» Your instructions
Provide the number of lines containing the word "suivant", and nothing else.

####################

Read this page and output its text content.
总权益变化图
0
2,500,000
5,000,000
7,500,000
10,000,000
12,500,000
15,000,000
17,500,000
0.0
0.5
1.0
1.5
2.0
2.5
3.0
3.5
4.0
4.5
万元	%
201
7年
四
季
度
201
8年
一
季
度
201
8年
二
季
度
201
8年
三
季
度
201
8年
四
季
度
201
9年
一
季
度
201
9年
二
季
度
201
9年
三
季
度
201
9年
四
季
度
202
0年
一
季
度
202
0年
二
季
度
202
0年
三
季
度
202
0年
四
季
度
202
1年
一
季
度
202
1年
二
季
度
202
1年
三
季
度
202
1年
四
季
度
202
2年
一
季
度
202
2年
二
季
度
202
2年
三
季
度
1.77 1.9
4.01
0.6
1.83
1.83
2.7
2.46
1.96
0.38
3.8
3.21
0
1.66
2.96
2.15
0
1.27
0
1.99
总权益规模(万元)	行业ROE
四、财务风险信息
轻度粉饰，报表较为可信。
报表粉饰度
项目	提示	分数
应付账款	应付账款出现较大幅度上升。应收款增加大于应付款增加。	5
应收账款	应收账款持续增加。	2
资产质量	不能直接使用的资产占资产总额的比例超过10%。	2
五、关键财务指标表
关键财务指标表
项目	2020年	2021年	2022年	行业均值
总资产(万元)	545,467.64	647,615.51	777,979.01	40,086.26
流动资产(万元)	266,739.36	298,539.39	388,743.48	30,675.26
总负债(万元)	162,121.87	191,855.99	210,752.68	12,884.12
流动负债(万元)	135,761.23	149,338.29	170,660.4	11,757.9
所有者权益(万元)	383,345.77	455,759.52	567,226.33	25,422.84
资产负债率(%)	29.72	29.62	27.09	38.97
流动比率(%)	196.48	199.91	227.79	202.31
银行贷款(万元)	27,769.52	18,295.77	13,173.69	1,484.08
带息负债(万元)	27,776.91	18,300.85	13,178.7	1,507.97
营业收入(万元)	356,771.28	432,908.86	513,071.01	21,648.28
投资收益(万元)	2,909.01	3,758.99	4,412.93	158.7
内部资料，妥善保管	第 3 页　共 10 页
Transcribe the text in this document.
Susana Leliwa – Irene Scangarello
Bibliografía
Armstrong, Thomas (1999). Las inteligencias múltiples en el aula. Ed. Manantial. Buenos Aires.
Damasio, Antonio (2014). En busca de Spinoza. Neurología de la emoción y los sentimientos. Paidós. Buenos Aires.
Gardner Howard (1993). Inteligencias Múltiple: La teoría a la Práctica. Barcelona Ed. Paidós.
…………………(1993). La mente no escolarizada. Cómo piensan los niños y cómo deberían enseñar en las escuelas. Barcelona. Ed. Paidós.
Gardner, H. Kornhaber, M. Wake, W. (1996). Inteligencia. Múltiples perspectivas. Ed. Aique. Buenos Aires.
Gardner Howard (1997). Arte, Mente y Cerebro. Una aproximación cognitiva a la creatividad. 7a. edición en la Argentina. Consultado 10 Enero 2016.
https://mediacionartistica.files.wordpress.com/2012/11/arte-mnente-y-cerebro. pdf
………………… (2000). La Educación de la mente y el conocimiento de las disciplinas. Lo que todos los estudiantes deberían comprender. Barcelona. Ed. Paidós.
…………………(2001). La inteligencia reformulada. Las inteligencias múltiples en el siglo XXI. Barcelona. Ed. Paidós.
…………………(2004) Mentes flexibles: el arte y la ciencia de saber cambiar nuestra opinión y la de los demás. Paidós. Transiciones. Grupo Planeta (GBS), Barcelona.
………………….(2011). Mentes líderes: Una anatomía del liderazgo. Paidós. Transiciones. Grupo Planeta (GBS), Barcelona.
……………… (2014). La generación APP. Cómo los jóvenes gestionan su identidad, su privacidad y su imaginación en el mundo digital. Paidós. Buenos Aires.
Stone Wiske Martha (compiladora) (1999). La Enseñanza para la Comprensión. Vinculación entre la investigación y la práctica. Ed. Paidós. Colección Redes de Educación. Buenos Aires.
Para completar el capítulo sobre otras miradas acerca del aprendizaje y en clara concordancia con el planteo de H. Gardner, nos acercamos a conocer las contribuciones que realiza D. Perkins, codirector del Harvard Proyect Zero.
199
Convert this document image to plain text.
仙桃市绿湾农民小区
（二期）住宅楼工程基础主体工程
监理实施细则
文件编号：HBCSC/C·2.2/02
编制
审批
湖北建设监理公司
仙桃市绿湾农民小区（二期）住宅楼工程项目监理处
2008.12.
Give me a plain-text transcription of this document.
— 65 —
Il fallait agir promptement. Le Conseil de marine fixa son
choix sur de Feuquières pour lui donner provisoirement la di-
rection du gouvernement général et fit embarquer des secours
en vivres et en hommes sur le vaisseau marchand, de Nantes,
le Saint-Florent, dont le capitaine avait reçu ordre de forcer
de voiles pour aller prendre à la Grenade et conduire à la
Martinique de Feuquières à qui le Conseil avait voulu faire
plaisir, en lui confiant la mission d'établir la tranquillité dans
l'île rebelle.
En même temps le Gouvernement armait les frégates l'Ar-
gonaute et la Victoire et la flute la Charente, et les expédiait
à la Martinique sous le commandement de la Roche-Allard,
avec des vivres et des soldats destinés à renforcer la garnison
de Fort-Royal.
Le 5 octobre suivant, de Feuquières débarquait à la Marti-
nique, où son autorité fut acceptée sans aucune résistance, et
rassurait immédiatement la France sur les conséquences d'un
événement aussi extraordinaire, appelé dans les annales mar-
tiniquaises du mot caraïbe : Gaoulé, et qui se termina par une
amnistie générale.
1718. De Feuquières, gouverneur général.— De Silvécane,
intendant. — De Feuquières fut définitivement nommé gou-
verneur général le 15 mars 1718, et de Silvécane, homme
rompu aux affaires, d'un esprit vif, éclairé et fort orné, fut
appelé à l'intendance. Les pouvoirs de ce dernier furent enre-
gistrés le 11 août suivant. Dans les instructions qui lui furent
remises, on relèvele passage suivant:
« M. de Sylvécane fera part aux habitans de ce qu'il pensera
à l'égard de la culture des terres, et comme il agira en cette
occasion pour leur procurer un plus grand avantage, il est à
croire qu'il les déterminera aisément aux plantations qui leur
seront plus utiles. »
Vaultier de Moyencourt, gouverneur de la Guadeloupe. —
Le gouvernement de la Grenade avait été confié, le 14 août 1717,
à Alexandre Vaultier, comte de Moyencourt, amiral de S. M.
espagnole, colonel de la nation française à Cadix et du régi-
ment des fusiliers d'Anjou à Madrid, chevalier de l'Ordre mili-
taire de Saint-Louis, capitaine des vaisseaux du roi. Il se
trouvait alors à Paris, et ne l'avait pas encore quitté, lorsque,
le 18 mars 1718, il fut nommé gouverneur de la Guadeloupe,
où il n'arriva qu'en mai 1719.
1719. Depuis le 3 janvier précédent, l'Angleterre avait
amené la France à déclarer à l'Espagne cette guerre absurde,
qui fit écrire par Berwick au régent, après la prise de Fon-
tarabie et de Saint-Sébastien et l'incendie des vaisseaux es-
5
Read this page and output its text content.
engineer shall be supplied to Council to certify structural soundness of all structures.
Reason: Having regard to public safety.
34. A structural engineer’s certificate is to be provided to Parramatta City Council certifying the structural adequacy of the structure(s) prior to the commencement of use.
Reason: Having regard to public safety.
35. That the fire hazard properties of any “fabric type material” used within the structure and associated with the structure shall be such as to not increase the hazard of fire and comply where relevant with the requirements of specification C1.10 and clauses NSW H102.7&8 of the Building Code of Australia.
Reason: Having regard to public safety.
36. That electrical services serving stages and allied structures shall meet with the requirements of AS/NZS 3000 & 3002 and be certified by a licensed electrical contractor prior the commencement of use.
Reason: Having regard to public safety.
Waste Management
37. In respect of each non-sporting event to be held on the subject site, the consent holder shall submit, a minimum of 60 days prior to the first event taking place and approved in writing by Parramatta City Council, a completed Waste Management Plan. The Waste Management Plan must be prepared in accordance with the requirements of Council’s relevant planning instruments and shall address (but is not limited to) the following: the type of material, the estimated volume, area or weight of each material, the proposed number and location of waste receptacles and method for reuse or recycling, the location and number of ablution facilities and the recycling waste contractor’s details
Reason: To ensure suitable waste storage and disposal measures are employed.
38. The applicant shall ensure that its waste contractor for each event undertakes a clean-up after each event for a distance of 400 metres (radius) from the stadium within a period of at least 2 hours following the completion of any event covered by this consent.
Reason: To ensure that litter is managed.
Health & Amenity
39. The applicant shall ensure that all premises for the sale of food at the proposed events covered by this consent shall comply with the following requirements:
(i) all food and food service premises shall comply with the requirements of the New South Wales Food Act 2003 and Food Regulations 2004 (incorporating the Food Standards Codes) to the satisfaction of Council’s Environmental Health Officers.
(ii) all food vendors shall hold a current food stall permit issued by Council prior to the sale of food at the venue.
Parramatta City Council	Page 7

####################

» Solution to this problem
3